Write the records out again, precisely as they stand.
--- Start LISTED ENTRIES ---
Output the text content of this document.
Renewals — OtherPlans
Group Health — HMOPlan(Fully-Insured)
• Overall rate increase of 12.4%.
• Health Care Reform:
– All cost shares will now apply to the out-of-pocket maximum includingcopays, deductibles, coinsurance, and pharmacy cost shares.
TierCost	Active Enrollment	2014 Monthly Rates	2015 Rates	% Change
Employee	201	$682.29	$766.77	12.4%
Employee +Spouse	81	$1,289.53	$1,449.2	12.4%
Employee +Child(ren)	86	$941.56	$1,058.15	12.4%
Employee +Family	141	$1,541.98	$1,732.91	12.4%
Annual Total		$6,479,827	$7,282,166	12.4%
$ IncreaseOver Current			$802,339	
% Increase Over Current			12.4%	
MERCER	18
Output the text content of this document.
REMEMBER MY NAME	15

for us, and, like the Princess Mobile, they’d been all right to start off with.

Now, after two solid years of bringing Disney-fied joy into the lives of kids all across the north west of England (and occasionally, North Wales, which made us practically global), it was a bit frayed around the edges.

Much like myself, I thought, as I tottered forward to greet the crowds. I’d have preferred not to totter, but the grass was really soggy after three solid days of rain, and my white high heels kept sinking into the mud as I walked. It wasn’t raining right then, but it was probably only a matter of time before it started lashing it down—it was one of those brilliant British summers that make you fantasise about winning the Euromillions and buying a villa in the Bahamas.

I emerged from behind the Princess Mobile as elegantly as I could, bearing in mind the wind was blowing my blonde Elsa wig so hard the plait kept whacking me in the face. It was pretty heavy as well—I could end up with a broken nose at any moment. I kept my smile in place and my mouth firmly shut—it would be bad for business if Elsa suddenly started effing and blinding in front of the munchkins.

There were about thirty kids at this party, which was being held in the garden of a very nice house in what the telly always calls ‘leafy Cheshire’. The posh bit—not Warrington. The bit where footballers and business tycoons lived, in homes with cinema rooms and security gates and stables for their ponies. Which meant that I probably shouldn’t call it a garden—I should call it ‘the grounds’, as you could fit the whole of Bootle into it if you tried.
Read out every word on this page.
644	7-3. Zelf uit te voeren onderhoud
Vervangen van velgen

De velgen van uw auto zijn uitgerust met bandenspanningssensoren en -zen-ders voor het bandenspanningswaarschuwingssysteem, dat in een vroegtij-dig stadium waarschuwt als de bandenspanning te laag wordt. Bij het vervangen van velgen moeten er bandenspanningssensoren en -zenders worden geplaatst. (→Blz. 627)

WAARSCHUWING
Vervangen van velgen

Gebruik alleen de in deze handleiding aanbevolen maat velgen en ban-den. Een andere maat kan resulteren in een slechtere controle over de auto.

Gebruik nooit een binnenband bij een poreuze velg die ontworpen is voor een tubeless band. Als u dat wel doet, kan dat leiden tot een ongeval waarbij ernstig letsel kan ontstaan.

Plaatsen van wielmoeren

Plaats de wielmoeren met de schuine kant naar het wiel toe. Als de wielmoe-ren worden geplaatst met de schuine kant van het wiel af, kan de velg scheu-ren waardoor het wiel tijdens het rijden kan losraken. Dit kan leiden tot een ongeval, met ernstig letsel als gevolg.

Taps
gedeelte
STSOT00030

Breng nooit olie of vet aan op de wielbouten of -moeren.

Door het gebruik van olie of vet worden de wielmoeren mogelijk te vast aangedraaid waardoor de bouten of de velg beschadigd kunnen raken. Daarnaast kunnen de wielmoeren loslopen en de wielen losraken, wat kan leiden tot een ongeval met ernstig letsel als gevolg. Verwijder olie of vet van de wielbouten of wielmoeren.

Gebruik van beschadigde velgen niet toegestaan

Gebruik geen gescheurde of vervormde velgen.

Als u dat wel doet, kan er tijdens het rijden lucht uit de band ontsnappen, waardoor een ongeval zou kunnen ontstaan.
--- End LISTED ENTRIES ---
EXERCISE RESULT:
Output the text content of this document.
Renewals — OtherPlans
Group Health — HMOPlan(Fully-Insured)
• Overall rate increase of 12.4%.
• Health Care Reform:
– All cost shares will now apply to the out-of-pocket maximum includingcopays, deductibles, coinsurance, and pharmacy cost shares.
TierCost	Active Enrollment	2014 Monthly Rates	2015 Rates	% Change
Employee	201	$682.29	$766.77	12.4%
Employee +Spouse	81	$1,289.53	$1,449.2	12.4%
Employee +Child(ren)	86	$941.56	$1,058.15	12.4%
Employee +Family	141	$1,541.98	$1,732.91	12.4%
Annual Total		$6,479,827	$7,282,166	12.4%
$ IncreaseOver Current			$802,339	
% Increase Over Current			12.4%	
MERCER	18
Output the text content of this document.
REMEMBER MY NAME	15

for us, and, like the Princess Mobile, they’d been all right to start off with.

Now, after two solid years of bringing Disney-fied joy into the lives of kids all across the north west of England (and occasionally, North Wales, which made us practically global), it was a bit frayed around the edges.

Much like myself, I thought, as I tottered forward to greet the crowds. I’d have preferred not to totter, but the grass was really soggy after three solid days of rain, and my white high heels kept sinking into the mud as I walked. It wasn’t raining right then, but it was probably only a matter of time before it started lashing it down—it was one of those brilliant British summers that make you fantasise about winning the Euromillions and buying a villa in the Bahamas.

I emerged from behind the Princess Mobile as elegantly as I could, bearing in mind the wind was blowing my blonde Elsa wig so hard the plait kept whacking me in the face. It was pretty heavy as well—I could end up with a broken nose at any moment. I kept my smile in place and my mouth firmly shut—it would be bad for business if Elsa suddenly started effing and blinding in front of the munchkins.

There were about thirty kids at this party, which was being held in the garden of a very nice house in what the telly always calls ‘leafy Cheshire’. The posh bit—not Warrington. The bit where footballers and business tycoons lived, in homes with cinema rooms and security gates and stables for their ponies. Which meant that I probably shouldn’t call it a garden—I should call it ‘the grounds’, as you could fit the whole of Bootle into it if you tried.
Read out every word on this page.
644	7-3. Zelf uit te voeren onderhoud
Vervangen van velgen

De velgen van uw auto zijn uitgerust met bandenspanningssensoren en -zen-ders voor het bandenspanningswaarschuwingssysteem, dat in een vroegtij-dig stadium waarschuwt als de bandenspanning te laag wordt. Bij het vervangen van velgen moeten er bandenspanningssensoren en -zenders worden geplaatst. (→Blz. 627)

WAARSCHUWING
Vervangen van velgen

Gebruik alleen de in deze handleiding aanbevolen maat velgen en ban-den. Een andere maat kan resulteren in een slechtere controle over de auto.

Gebruik nooit een binnenband bij een poreuze velg die ontworpen is voor een tubeless band. Als u dat wel doet, kan dat leiden tot een ongeval waarbij ernstig letsel kan ontstaan.

Plaatsen van wielmoeren

Plaats de wielmoeren met de schuine kant naar het wiel toe. Als de wielmoe-ren worden geplaatst met de schuine kant van het wiel af, kan de velg scheu-ren waardoor het wiel tijdens het rijden kan losraken. Dit kan leiden tot een ongeval, met ernstig letsel als gevolg.

Taps
gedeelte
STSOT00030

Breng nooit olie of vet aan op de wielbouten of -moeren.

Door het gebruik van olie of vet worden de wielmoeren mogelijk te vast aangedraaid waardoor de bouten of de velg beschadigd kunnen raken. Daarnaast kunnen de wielmoeren loslopen en de wielen losraken, wat kan leiden tot een ongeval met ernstig letsel als gevolg. Verwijder olie of vet van de wielbouten of wielmoeren.

Gebruik van beschadigde velgen niet toegestaan

Gebruik geen gescheurde of vervormde velgen.

Als u dat wel doet, kan er tijdens het rijden lucht uit de band ontsnappen, waardoor een ongeval zou kunnen ontstaan.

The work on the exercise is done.